Selected text:
* BEGIN *

An iterator for C++ STL std::bitset
.
Among the many uses that the STL template type std::bitset
has, a possible one is a set of integers.
For example, consider an instance of std::bitset<8>
like 0b01001011
.
Such instance can be seen as the set of integers { 0, 1, 3, 6 }
. These are the indices of all set bits.
Yet, why not, it could be also seen as the set of integers { 2, 4, 5, 7 }
. These are the indices of all unset bits.
As a generic bitset type, however, this STL template isn't necessarily mean to model sets of integers. An std::bitset
is primarily a set of bits (e.g., flags on/off, etc.)
Using std::bitset
to model a set of integers could be a matter of convenience given its compact runtime footprint. Also, the ability to load it from, unload it to an unsigned number.
Unfortunately, for those scenarios where std::bitset
is a smart choice to represent sets of integers, the type provides no iterators. There's no convenience way to retrieve just the bits that are on (or, conversely, the ones off) other than just visit all bits and test their statuses.
This header-only template library closes such gap.
Given a bitset, imagine that you just need to print indices for bits that are on.
#include "bitset/bitset_iter.h"
int main()
{
std::bitset<10> my_set_of_integers{ 0b10110010 };
std::cout << "Indices \"ON\" are";
for (const auto& index : bitset::indices_on(my_set_of_integers)) {
std::cout << ' ' << index;
}
std::cout << std::endl;
}
This code outputs
Indices "ON" are 1 4 5 7
You could have still got the same without this library:
int main()
{
std::bitset<10> my_set_of_integers{ 0b10110010 };
std::cout << "Indices \"ON\" are";
for (auto index = 0; index < 10; ++index) {
if (my_set_of_integers[index]) {
std::cout << ' ' << index;
}
}
std::cout << std::endl;
}
No big deal! It's just that when you find yourself doing this same iterate-by-testing-and-if-true-do-something ceremony over and over, you start wondering whether that could be encapsulated in a reusable iterator. Such iterator skips indices you aren't interested, only giving you the ones you care.
This library primarily provides two main functions: bitset::indices_on(std::bitset<N>)
and bitset::indices_off(std::bitset<N>)
.
indices_on
returns an iterator over all bits set to on. indices_off
returns an iterator over all bits set to off.
Notice that, given an std::bitset some_bitset
, iterators indices_on(some_bitset)
and indices_off(~some_bitset)

* END *

Stored data:
* BEGIN *

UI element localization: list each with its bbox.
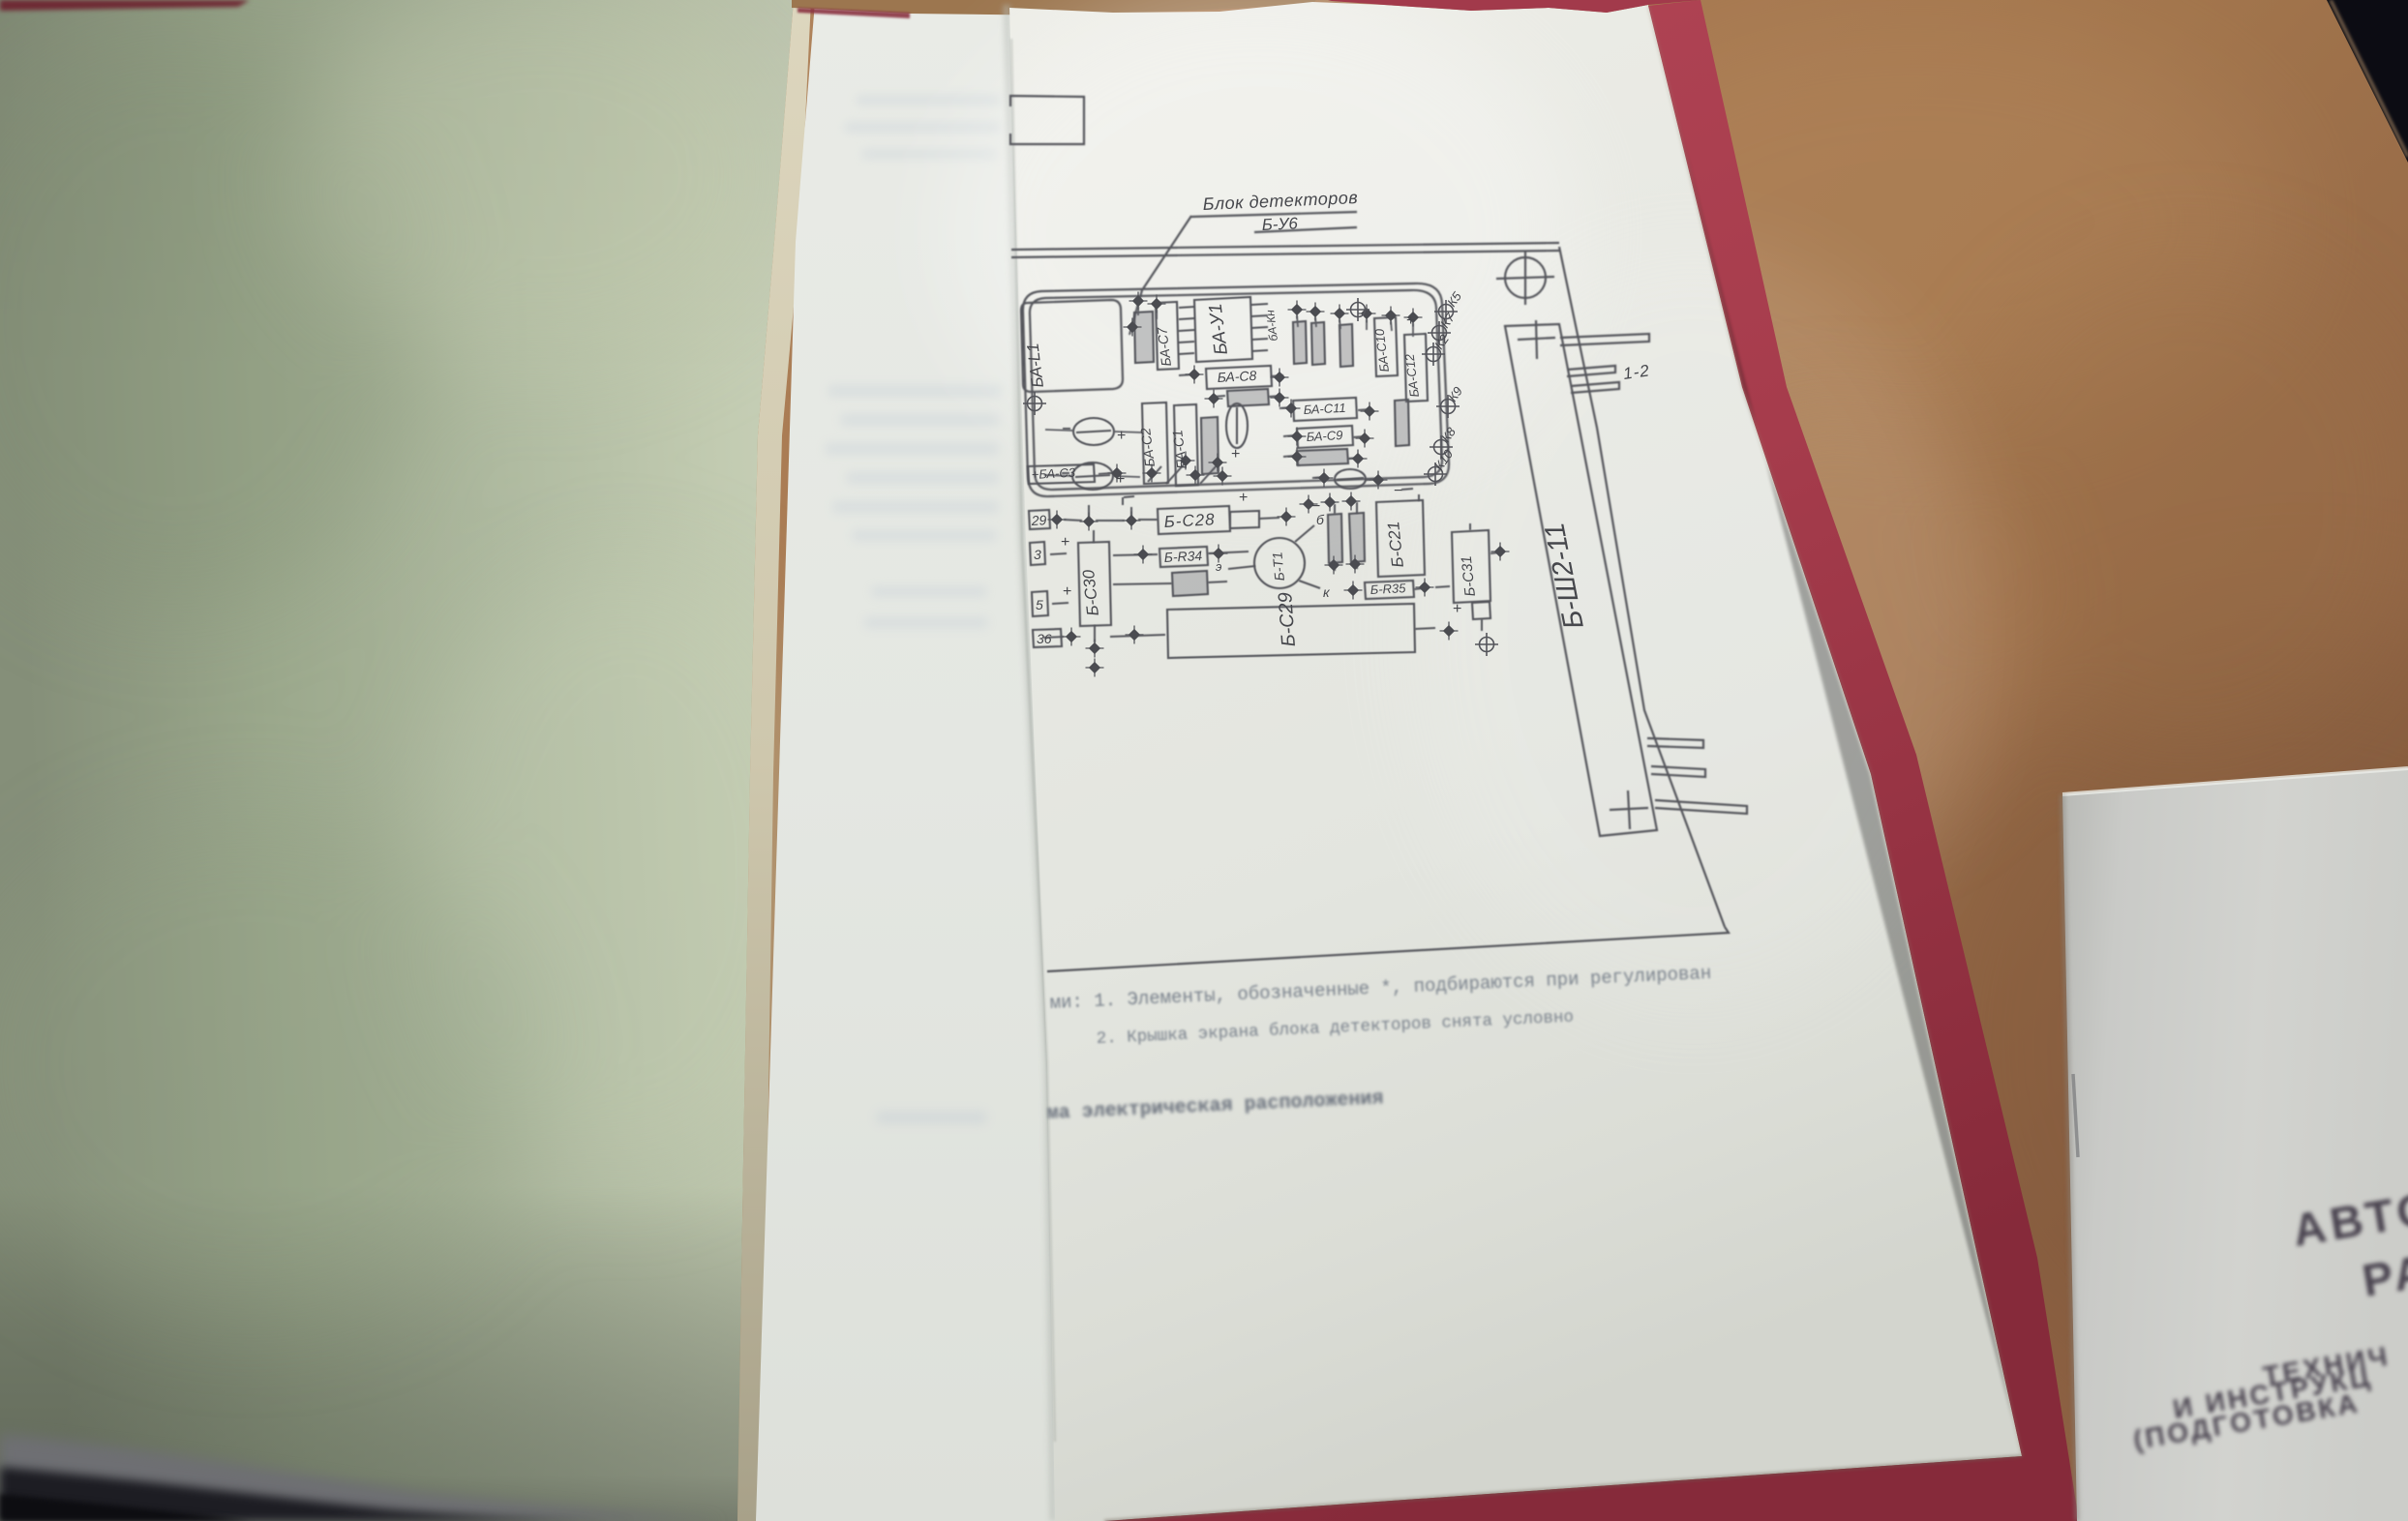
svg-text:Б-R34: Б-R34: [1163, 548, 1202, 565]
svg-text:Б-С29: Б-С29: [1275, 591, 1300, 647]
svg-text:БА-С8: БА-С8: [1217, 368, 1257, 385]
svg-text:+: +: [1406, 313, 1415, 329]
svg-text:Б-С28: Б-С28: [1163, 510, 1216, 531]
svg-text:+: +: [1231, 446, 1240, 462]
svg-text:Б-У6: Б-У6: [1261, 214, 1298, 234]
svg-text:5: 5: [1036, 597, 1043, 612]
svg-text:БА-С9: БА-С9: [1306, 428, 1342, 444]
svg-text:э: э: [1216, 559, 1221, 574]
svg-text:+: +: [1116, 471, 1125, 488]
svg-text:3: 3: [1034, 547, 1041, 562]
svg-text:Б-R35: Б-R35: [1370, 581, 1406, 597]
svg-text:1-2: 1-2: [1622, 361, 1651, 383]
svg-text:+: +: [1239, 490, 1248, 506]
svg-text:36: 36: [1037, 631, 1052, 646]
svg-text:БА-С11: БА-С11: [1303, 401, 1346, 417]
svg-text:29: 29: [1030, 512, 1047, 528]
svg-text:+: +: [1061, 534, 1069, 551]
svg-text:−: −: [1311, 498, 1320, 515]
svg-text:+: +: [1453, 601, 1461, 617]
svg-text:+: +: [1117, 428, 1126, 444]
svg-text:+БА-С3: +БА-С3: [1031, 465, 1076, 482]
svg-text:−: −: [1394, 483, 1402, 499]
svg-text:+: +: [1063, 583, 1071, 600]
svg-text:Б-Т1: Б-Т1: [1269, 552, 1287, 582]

* END *
* BEGIN *

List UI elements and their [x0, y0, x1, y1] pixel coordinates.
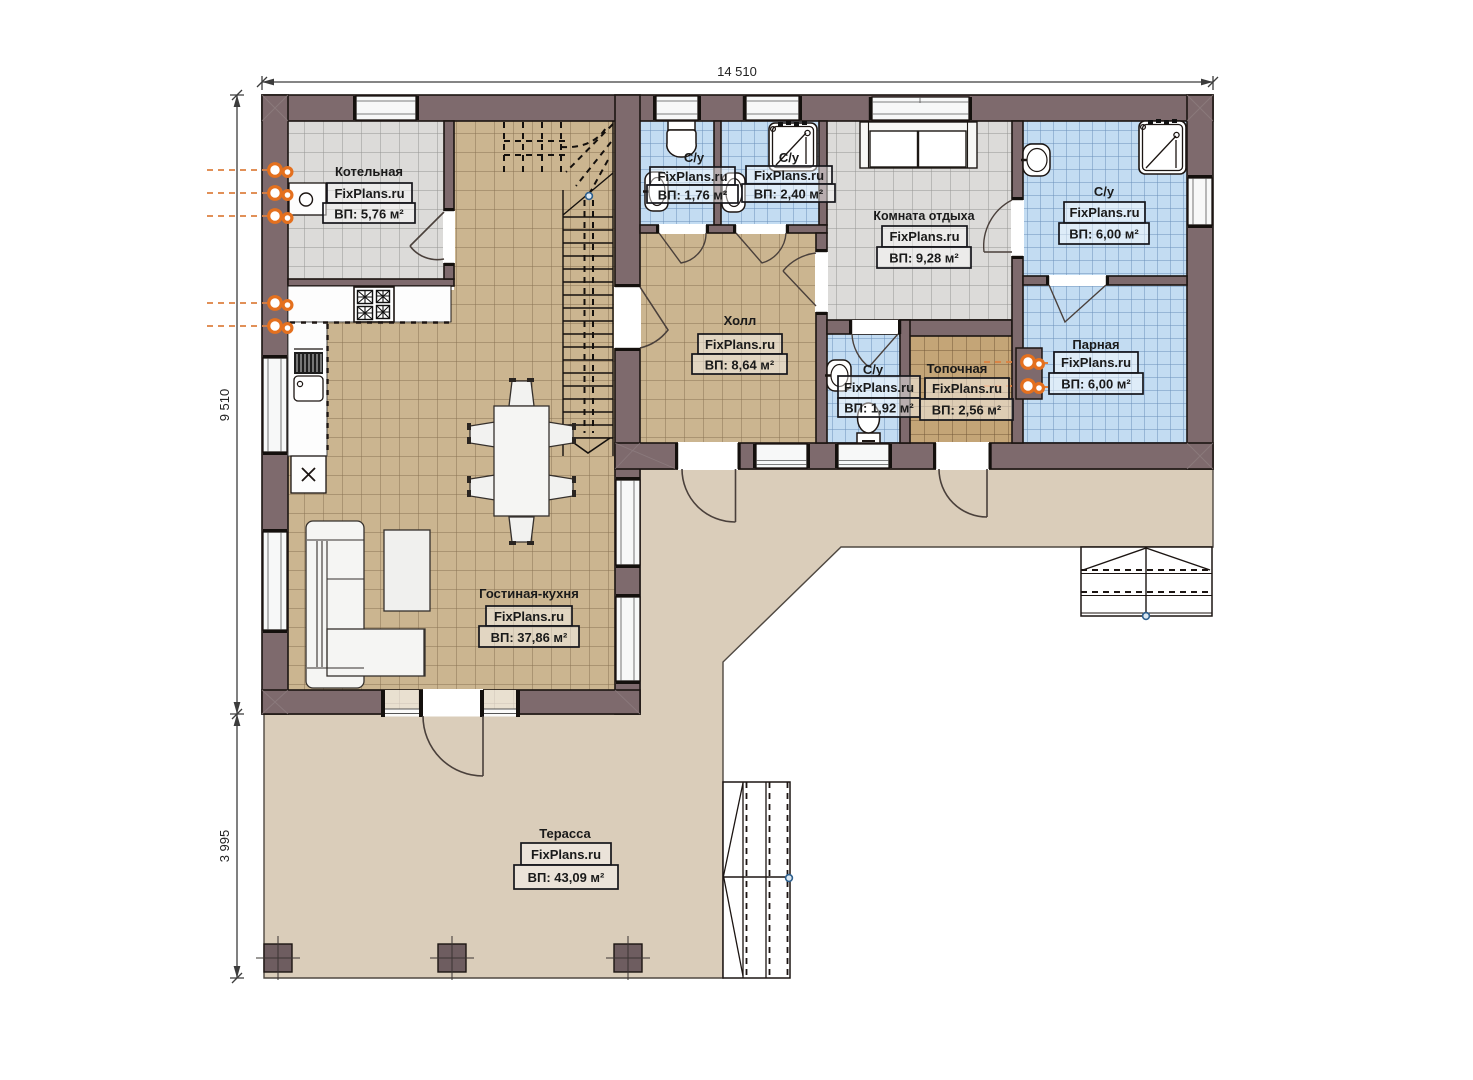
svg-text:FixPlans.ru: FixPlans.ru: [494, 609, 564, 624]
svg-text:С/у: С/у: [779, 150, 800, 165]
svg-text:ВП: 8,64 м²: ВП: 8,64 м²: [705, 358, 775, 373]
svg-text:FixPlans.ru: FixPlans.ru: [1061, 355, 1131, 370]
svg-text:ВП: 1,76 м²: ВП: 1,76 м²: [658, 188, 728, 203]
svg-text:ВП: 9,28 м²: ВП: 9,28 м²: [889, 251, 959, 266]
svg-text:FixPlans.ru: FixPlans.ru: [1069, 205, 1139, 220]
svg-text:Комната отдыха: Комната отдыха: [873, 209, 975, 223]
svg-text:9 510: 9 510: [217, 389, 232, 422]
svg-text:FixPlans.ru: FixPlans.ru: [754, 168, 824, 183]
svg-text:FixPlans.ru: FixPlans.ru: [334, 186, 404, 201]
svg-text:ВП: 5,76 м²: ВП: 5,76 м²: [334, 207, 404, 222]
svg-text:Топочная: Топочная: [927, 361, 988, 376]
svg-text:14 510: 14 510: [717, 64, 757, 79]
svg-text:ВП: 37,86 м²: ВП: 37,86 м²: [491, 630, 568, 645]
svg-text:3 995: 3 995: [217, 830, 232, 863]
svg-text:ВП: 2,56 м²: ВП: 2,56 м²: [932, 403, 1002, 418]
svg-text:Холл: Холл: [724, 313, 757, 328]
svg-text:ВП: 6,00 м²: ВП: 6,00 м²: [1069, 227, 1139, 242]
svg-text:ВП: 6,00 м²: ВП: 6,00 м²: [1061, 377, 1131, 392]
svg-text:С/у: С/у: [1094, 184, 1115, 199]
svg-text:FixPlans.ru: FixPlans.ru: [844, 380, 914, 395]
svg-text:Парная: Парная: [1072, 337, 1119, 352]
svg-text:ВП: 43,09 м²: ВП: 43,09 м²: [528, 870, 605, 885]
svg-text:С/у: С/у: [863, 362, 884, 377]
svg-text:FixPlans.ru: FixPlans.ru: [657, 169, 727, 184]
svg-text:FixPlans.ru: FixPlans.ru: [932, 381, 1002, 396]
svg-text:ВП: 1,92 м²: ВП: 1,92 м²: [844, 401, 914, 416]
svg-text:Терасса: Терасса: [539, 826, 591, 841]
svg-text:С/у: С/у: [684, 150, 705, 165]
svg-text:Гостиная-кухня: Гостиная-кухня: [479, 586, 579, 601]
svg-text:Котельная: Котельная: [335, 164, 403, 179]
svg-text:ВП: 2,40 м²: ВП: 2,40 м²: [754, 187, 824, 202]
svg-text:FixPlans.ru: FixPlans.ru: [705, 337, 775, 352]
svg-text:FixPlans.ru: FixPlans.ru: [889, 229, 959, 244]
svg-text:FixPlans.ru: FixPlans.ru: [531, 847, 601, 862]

* END *

Exercises:
A: Answer these questions from the text on the std::bitset iterator:
(i) What line does the first example program print?
(ii) What two main functions does the library provide?
(iii) For the instance 0b01001011, what set of integers do the unset bits give?
B: Say whether each statement agrees with the text on the std::bitset iterator, and quote the words that decide it:
(i) The std::bitset type offers no iterators.
(ii) The library is header-only.
(iii) indices_off returns an iterator over all bits set to on.
C: Write what comes next in the text on the std::bitset iterator, starting from its last words.
The listing has nothing to do with the text on the std::bitset iterator.

Responses by task:
A:
(i) Indices "ON" are 1 4 5 7
(ii) bitset::indices_on(std::bitset<N>) and bitset::indices_off(std::bitset<N>)
(iii) { 2, 4, 5, 7 }

B:
(i) Yes: "the type provides no iterators"
(ii) Yes: "This header-only template library closes such gap."
(iii) No: "indices_off returns an iterator over all bits set to off."

C:
produce the same indices when dereferenced.
Ideally, you shouldn't deal with the iterator yourself. Just call either of these functions in a range-based for loop. This kind of loop uses the iterator internally so you'll be OK.
This is a header-only template library. Just get a copy of src/bitset_iter.h
and place it handy in your project.
I suggest you to create a bitset directory (e.g., your_project/third_party/bitset
). Then, add that route to the --include-directory=<path>
flag (-I <path>
for short).
You won't miss so much. But if you needed to iterate over all bits on (or, conversely, off) of a bitset, if at all, you'd be on your own. That's what it happened to me so frequently that I decided to create this library.
It's about the same. Under the hood, it visits all indices, discarding the ones that don't matter. If you don't have to do that check in your own code, it's because it's happening under the hood. Not that it's not happening anymore. Yet, your code becomes concise and also elegant: stack up against the range-based for loop, the traditional for loop looks... prehistoric rather than traditional.
Good thing about C++ Templates and Function Templates is that they only affect the footprint when they are used.
The iterator type is really lightweight and optimized. It keeps a reference to the original bitset unless the original bitset is a volatile R-value. Before an R-value, the iterator keeps a copy of the original bitset.
As told above, the iterator keeps a reference to the bitset if this is an L-value. As a consequence of this, any change to the original bitset will be taken into account by the iterator.
Imagine, for example, that the process has two threads. In one thread, we start iterating over the bits set to on for a bitset whose 10th bit is on.
While we are iterating by its 6th bit, the other thread turns the 10th bit off. If it remains like that when the iterator visits it, it will skip that bit.
Conversely, turning on a bit that was off at the time we started iterating, will make the iterator to stop at it when visited.
It must be said that STL std::bitset
ain't thread-safe. If a bit is getting modified while the iterator is checking it, that will result on a race condition.
Why not std::vector<bool>
, which is also optimized like std::bitset<N>
but does even provide iterators?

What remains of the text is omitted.